» **Directions for this task**: Restate the whole of the material. Keep every word, and drop the pictures.

==================================================

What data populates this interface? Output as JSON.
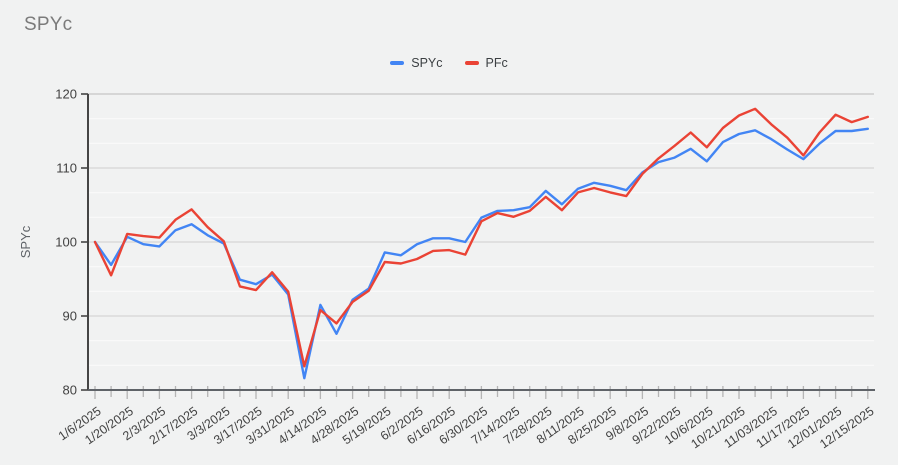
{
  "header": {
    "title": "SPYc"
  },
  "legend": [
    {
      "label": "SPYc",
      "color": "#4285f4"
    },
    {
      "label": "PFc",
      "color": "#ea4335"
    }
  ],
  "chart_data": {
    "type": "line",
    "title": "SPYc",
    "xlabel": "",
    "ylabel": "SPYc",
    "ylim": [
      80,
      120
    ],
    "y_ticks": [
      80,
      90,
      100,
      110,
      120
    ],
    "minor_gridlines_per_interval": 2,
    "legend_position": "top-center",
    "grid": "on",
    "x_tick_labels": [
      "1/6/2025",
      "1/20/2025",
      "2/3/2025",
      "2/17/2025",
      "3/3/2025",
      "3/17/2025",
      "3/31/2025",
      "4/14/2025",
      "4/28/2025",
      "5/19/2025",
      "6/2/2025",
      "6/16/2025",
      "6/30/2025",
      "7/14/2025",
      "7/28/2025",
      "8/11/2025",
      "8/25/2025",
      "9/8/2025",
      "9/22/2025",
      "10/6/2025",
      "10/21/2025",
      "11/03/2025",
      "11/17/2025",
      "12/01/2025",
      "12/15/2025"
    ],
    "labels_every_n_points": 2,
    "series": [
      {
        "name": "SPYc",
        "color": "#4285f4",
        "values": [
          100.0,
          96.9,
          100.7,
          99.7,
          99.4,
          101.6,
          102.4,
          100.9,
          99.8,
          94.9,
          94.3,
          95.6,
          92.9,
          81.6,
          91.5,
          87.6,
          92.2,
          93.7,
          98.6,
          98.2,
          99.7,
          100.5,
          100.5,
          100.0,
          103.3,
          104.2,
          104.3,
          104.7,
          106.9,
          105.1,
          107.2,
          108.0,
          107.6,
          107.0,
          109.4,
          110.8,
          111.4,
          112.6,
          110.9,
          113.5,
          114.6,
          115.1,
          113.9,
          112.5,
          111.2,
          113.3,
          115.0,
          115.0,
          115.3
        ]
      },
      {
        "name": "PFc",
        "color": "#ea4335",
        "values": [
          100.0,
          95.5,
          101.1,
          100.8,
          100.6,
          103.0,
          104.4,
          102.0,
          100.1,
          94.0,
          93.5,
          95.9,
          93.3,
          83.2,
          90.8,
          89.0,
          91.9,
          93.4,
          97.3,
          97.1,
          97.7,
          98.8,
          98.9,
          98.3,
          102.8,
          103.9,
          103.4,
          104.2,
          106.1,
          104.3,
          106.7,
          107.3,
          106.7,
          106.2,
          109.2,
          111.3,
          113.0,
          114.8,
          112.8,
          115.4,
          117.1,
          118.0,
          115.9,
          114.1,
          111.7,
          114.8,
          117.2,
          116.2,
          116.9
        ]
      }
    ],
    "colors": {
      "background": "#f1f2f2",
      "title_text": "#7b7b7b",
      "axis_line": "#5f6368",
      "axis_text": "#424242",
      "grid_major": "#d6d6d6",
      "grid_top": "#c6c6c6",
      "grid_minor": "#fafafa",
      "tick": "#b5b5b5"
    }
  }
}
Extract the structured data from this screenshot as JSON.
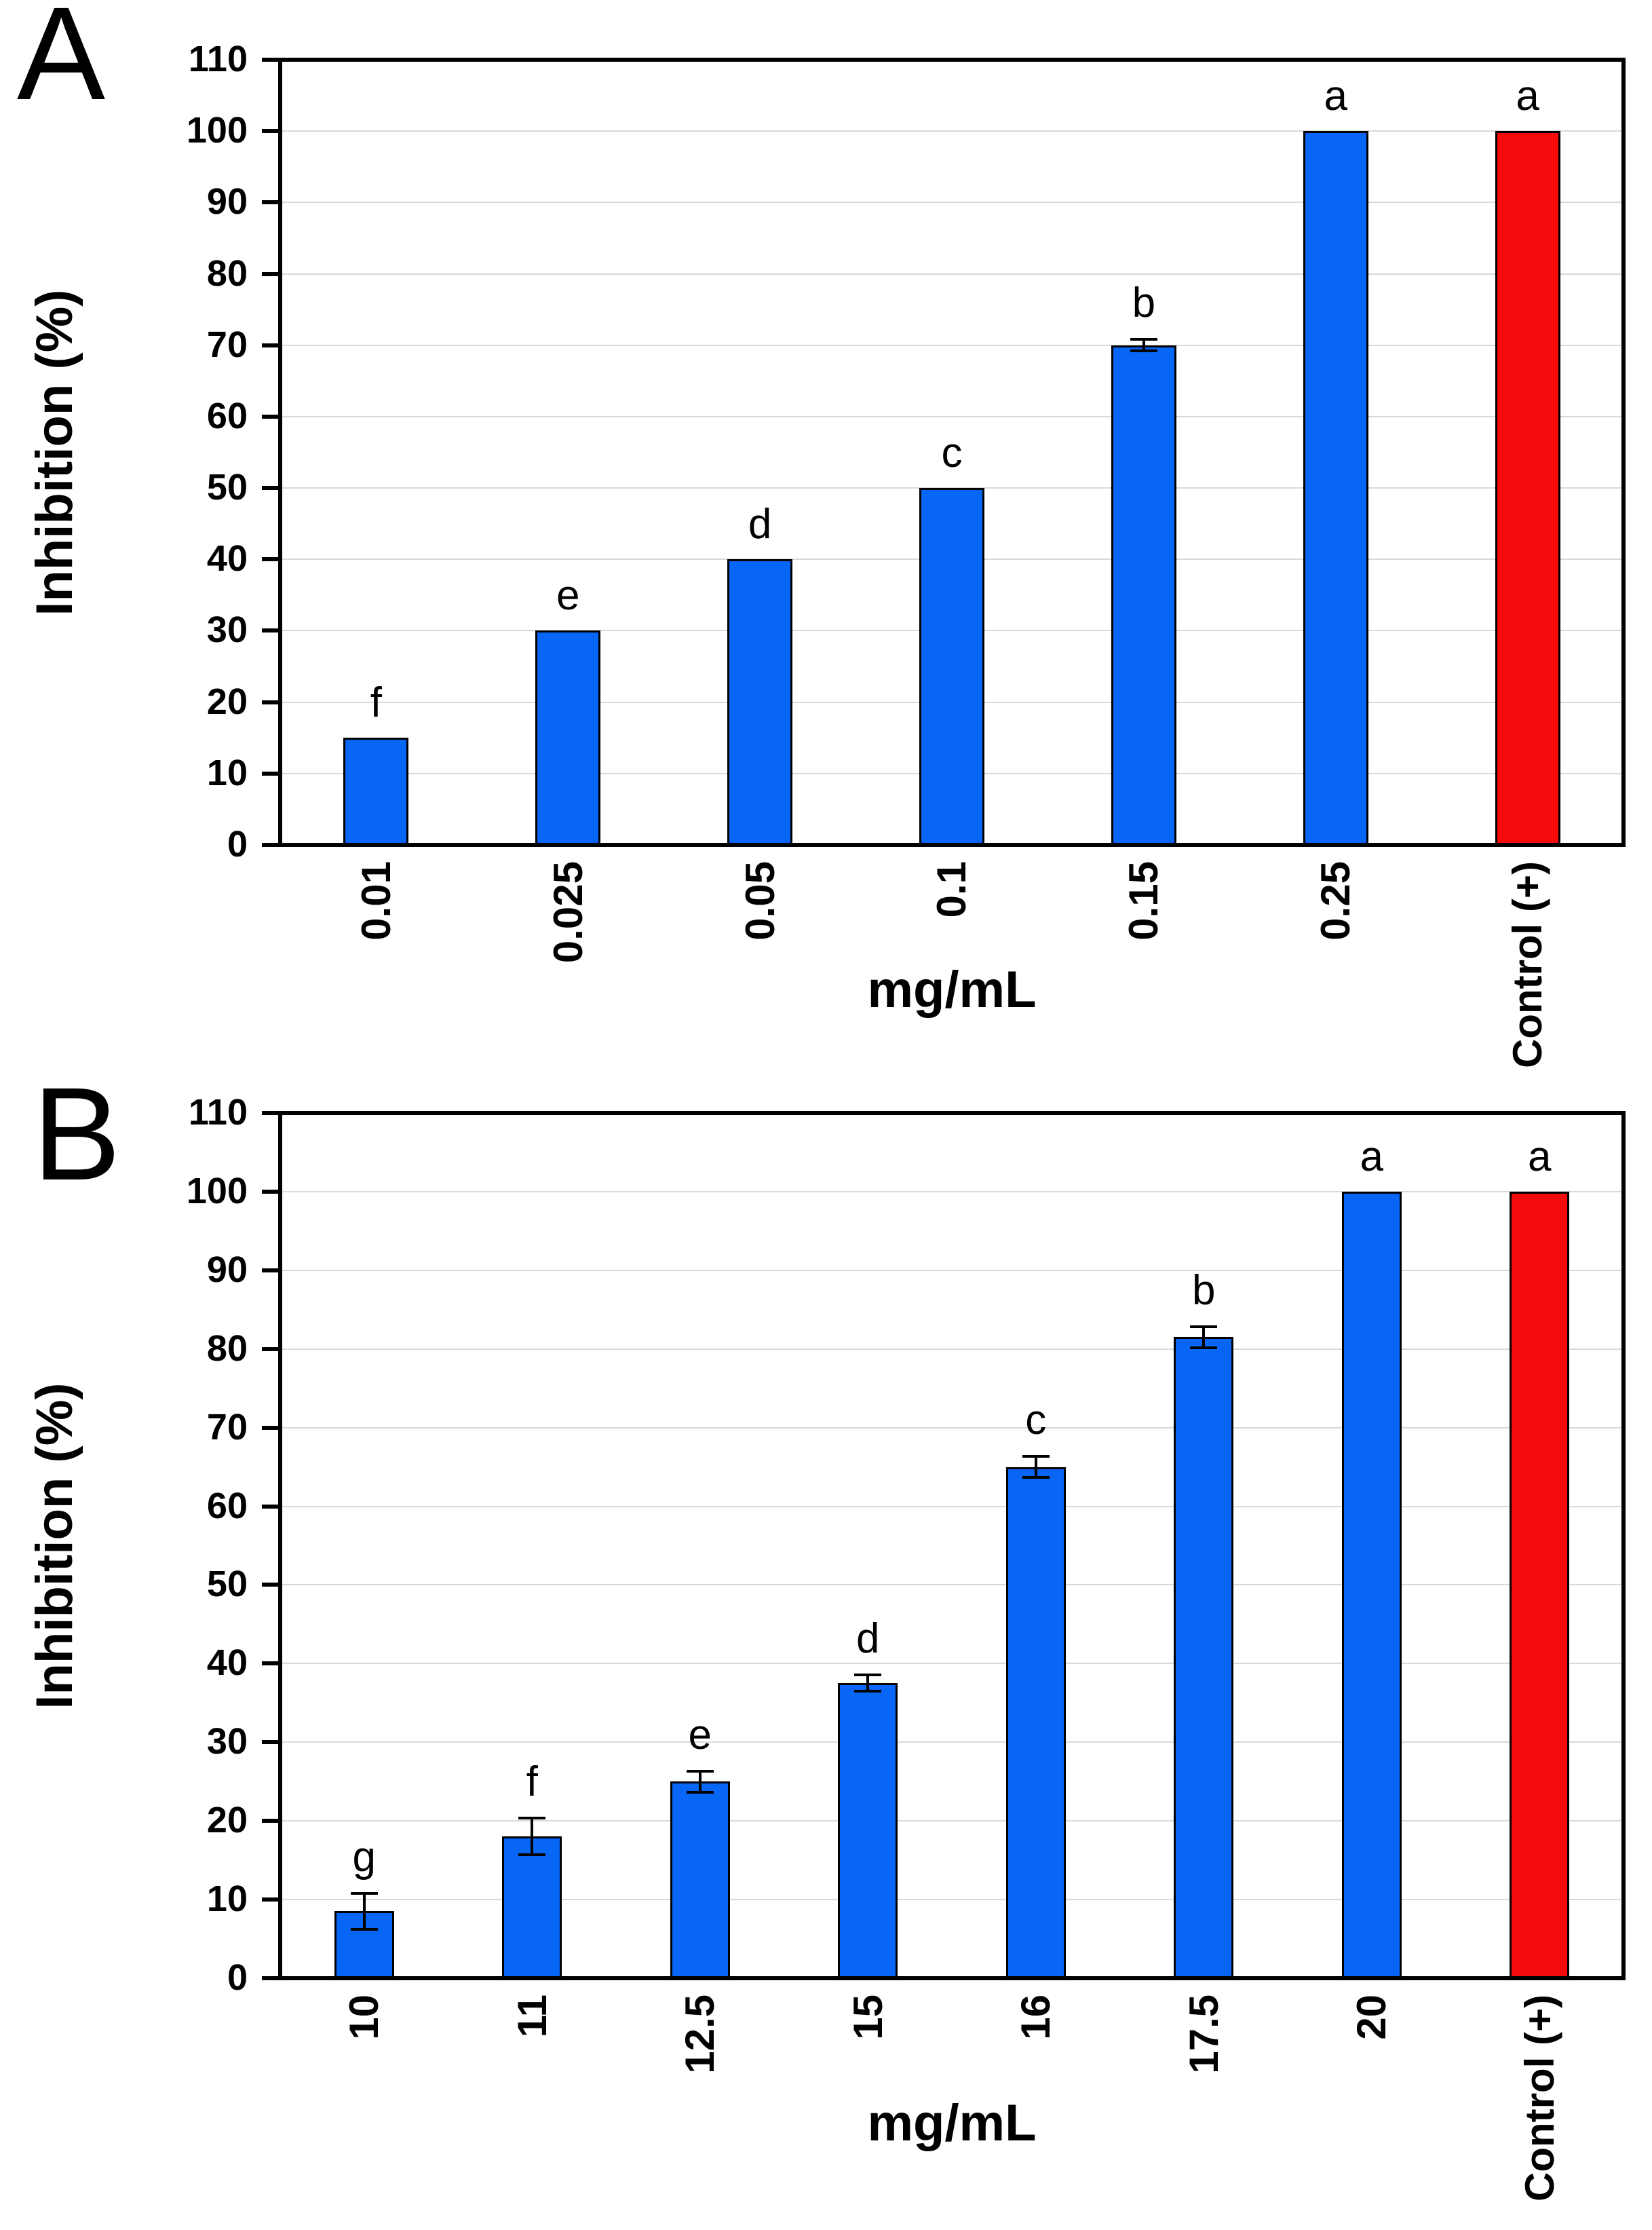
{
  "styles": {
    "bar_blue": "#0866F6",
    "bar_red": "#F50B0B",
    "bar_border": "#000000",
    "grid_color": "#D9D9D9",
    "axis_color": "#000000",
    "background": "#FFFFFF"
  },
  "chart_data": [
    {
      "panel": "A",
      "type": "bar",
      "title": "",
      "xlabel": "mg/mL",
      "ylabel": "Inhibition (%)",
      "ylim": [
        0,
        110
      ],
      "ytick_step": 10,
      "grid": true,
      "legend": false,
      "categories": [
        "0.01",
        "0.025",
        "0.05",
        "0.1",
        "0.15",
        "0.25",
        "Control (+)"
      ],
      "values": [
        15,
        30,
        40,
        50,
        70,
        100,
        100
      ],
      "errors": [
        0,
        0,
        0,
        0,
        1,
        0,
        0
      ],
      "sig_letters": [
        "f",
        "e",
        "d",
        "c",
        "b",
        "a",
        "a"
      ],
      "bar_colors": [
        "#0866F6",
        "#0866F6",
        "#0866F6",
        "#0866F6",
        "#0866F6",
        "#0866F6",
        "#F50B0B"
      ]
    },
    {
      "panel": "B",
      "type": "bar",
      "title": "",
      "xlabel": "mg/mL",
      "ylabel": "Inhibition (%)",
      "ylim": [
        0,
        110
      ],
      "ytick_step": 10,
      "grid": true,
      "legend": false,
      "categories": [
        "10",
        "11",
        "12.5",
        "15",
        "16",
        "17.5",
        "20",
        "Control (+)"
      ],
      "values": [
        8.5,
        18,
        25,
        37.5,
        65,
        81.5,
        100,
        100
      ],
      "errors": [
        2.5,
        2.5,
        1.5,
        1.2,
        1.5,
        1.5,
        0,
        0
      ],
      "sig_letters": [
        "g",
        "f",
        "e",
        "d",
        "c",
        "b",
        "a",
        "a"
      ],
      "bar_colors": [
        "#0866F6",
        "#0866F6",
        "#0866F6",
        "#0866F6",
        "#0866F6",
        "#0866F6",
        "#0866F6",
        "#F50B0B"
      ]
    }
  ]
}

==================================================

» **Response below**:
What data populates this interface? Output as JSON.
{
  "header": {
    "title": "SPYc"
  },
  "legend": [
    {
      "label": "SPYc",
      "color": "#4285f4"
    },
    {
      "label": "PFc",
      "color": "#ea4335"
    }
  ],
  "chart_data": {
    "type": "line",
    "title": "SPYc",
    "xlabel": "",
    "ylabel": "SPYc",
    "ylim": [
      80,
      120
    ],
    "y_ticks": [
      80,
      90,
      100,
      110,
      120
    ],
    "minor_gridlines_per_interval": 2,
    "legend_position": "top-center",
    "grid": "on",
    "x_tick_labels": [
      "1/6/2025",
      "1/20/2025",
      "2/3/2025",
      "2/17/2025",
      "3/3/2025",
      "3/17/2025",
      "3/31/2025",
      "4/14/2025",
      "4/28/2025",
      "5/19/2025",
      "6/2/2025",
      "6/16/2025",
      "6/30/2025",
      "7/14/2025",
      "7/28/2025",
      "8/11/2025",
      "8/25/2025",
      "9/8/2025",
      "9/22/2025",
      "10/6/2025",
      "10/21/2025",
      "11/03/2025",
      "11/17/2025",
      "12/01/2025",
      "12/15/2025"
    ],
    "labels_every_n_points": 2,
    "series": [
      {
        "name": "SPYc",
        "color": "#4285f4",
        "values": [
          100.0,
          96.9,
          100.7,
          99.7,
          99.4,
          101.6,
          102.4,
          100.9,
          99.8,
          94.9,
          94.3,
          95.6,
          92.9,
          81.6,
          91.5,
          87.6,
          92.2,
          93.7,
          98.6,
          98.2,
          99.7,
          100.5,
          100.5,
          100.0,
          103.3,
          104.2,
          104.3,
          104.7,
          106.9,
          105.1,
          107.2,
          108.0,
          107.6,
          107.0,
          109.4,
          110.8,
          111.4,
          112.6,
          110.9,
          113.5,
          114.6,
          115.1,
          113.9,
          112.5,
          111.2,
          113.3,
          115.0,
          115.0,
          115.3
        ]
      },
      {
        "name": "PFc",
        "color": "#ea4335",
        "values": [
          100.0,
          95.5,
          101.1,
          100.8,
          100.6,
          103.0,
          104.4,
          102.0,
          100.1,
          94.0,
          93.5,
          95.9,
          93.3,
          83.2,
          90.8,
          89.0,
          91.9,
          93.4,
          97.3,
          97.1,
          97.7,
          98.8,
          98.9,
          98.3,
          102.8,
          103.9,
          103.4,
          104.2,
          106.1,
          104.3,
          106.7,
          107.3,
          106.7,
          106.2,
          109.2,
          111.3,
          113.0,
          114.8,
          112.8,
          115.4,
          117.1,
          118.0,
          115.9,
          114.1,
          111.7,
          114.8,
          117.2,
          116.2,
          116.9
        ]
      }
    ],
    "colors": {
      "background": "#f1f2f2",
      "title_text": "#7b7b7b",
      "axis_line": "#5f6368",
      "axis_text": "#424242",
      "grid_major": "#d6d6d6",
      "grid_top": "#c6c6c6",
      "grid_minor": "#fafafa",
      "tick": "#b5b5b5"
    }
  }
}
Extract the structured data from this screenshot as JSON.
{
  "styles": {
    "bar_blue": "#0866F6",
    "bar_red": "#F50B0B",
    "bar_border": "#000000",
    "grid_color": "#D9D9D9",
    "axis_color": "#000000",
    "background": "#FFFFFF"
  },
  "chart_data": [
    {
      "panel": "A",
      "type": "bar",
      "title": "",
      "xlabel": "mg/mL",
      "ylabel": "Inhibition (%)",
      "ylim": [
        0,
        110
      ],
      "ytick_step": 10,
      "grid": true,
      "legend": false,
      "categories": [
        "0.01",
        "0.025",
        "0.05",
        "0.1",
        "0.15",
        "0.25",
        "Control (+)"
      ],
      "values": [
        15,
        30,
        40,
        50,
        70,
        100,
        100
      ],
      "errors": [
        0,
        0,
        0,
        0,
        1,
        0,
        0
      ],
      "sig_letters": [
        "f",
        "e",
        "d",
        "c",
        "b",
        "a",
        "a"
      ],
      "bar_colors": [
        "#0866F6",
        "#0866F6",
        "#0866F6",
        "#0866F6",
        "#0866F6",
        "#0866F6",
        "#F50B0B"
      ]
    },
    {
      "panel": "B",
      "type": "bar",
      "title": "",
      "xlabel": "mg/mL",
      "ylabel": "Inhibition (%)",
      "ylim": [
        0,
        110
      ],
      "ytick_step": 10,
      "grid": true,
      "legend": false,
      "categories": [
        "10",
        "11",
        "12.5",
        "15",
        "16",
        "17.5",
        "20",
        "Control (+)"
      ],
      "values": [
        8.5,
        18,
        25,
        37.5,
        65,
        81.5,
        100,
        100
      ],
      "errors": [
        2.5,
        2.5,
        1.5,
        1.2,
        1.5,
        1.5,
        0,
        0
      ],
      "sig_letters": [
        "g",
        "f",
        "e",
        "d",
        "c",
        "b",
        "a",
        "a"
      ],
      "bar_colors": [
        "#0866F6",
        "#0866F6",
        "#0866F6",
        "#0866F6",
        "#0866F6",
        "#0866F6",
        "#0866F6",
        "#F50B0B"
      ]
    }
  ]
}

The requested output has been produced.